[Saved data entries]
_ _ _ _

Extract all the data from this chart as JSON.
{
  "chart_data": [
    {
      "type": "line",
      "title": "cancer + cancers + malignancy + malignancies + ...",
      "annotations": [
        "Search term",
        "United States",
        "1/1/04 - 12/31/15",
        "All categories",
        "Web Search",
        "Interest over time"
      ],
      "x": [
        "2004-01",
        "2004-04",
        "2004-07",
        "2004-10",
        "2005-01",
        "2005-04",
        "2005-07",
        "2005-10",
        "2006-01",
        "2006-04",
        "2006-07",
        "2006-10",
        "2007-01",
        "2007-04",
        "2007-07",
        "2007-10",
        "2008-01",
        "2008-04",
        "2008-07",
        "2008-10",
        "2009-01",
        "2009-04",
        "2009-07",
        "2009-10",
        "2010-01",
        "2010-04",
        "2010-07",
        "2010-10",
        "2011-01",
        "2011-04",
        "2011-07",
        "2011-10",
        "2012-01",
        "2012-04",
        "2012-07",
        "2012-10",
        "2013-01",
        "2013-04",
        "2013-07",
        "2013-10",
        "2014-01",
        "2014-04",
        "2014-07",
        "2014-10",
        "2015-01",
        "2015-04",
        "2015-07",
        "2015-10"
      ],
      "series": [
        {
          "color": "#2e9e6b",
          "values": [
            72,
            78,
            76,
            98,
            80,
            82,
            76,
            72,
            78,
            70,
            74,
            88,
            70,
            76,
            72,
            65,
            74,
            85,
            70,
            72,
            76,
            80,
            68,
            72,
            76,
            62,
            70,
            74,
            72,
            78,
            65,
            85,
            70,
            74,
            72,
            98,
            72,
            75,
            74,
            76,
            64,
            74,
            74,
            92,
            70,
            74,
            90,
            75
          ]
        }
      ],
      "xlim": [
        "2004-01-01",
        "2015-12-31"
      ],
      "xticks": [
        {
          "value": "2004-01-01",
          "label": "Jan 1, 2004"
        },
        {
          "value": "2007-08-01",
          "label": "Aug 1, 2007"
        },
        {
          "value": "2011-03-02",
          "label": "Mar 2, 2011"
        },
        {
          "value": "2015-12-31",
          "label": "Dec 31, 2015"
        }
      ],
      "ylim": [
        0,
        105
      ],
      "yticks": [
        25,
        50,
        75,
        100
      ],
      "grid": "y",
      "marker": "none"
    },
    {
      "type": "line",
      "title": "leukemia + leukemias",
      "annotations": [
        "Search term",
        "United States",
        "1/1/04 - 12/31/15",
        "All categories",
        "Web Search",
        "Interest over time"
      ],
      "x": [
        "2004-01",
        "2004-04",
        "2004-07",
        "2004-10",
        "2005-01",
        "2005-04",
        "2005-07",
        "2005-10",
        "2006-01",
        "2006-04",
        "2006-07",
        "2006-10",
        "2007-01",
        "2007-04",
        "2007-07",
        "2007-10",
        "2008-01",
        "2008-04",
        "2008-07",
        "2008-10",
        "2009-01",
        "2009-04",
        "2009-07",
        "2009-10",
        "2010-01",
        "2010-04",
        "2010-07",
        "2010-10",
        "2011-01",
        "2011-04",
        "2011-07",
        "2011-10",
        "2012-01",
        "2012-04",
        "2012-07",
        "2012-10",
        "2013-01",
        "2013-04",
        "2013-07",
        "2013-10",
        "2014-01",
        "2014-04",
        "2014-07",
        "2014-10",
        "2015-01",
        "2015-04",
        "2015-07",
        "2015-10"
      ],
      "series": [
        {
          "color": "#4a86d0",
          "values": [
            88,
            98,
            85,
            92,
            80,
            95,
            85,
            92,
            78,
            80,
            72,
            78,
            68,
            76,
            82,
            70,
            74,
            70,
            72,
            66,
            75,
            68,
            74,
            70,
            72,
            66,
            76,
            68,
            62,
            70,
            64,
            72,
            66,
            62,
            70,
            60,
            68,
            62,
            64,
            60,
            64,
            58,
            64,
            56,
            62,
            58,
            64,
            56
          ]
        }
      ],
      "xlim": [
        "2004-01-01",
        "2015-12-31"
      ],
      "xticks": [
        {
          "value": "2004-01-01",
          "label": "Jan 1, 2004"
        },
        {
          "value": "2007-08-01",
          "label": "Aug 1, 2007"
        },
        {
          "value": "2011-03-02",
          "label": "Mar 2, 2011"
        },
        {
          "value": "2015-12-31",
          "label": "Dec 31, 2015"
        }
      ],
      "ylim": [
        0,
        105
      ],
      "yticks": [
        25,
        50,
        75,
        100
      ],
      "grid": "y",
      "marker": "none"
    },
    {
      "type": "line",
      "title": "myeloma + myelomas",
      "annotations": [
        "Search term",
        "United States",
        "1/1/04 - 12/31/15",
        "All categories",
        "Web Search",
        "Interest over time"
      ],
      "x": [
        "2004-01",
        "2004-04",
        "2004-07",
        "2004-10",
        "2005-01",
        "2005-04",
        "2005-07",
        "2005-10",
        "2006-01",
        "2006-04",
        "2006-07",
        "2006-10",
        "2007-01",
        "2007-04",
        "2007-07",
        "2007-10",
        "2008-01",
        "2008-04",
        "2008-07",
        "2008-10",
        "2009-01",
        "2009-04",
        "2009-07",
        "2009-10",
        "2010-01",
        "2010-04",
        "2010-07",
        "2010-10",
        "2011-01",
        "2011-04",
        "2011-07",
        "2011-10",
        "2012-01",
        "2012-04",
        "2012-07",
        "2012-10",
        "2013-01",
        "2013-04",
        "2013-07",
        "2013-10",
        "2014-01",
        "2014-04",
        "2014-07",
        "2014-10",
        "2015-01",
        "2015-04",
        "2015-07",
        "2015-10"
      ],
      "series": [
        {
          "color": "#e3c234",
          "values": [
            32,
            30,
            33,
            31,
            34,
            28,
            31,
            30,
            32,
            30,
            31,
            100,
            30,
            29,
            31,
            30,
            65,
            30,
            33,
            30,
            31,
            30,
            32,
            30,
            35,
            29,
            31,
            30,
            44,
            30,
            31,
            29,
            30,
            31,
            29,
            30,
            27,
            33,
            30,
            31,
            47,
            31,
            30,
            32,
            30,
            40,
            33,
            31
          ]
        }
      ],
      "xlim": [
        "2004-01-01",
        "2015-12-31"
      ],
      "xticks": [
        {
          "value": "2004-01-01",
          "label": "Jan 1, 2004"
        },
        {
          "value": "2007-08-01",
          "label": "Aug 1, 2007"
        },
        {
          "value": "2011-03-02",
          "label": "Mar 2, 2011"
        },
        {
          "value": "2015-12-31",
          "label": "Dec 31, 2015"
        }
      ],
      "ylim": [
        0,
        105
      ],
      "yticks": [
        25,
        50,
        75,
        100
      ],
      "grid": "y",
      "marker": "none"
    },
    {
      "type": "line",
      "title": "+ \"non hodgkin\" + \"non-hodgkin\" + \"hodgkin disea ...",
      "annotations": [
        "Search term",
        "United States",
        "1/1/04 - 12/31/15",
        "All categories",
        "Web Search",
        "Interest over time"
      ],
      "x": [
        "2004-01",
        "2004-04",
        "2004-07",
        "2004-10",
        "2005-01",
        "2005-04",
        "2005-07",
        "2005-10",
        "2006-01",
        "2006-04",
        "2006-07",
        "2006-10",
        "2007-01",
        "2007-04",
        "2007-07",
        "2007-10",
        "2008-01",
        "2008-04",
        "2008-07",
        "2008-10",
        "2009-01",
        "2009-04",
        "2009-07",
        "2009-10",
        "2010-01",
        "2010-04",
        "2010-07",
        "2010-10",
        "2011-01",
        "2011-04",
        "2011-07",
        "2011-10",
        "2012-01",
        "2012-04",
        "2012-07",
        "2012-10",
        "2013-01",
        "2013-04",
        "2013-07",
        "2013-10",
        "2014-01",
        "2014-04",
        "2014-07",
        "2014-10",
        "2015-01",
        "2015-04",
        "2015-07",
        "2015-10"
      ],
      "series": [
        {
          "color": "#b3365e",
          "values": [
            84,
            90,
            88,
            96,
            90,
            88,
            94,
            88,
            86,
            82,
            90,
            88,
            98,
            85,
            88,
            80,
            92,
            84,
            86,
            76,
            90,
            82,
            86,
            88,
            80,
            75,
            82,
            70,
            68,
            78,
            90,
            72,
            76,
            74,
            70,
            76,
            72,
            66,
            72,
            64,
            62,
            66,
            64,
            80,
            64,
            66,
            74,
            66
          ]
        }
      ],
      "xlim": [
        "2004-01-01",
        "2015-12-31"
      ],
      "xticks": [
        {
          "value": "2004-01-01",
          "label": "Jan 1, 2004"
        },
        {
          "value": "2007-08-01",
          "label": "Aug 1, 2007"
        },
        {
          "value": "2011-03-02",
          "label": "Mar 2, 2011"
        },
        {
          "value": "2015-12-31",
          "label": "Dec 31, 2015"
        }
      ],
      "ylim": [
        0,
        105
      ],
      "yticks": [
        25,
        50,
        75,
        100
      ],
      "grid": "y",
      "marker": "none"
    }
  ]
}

_ _ _ _

Gather, from the listing above, every line carrying the word "color".

▶ [Output of the exercise]:
          "color": "#2e9e6b",
          "color": "#4a86d0",
          "color": "#e3c234",
          "color": "#b3365e",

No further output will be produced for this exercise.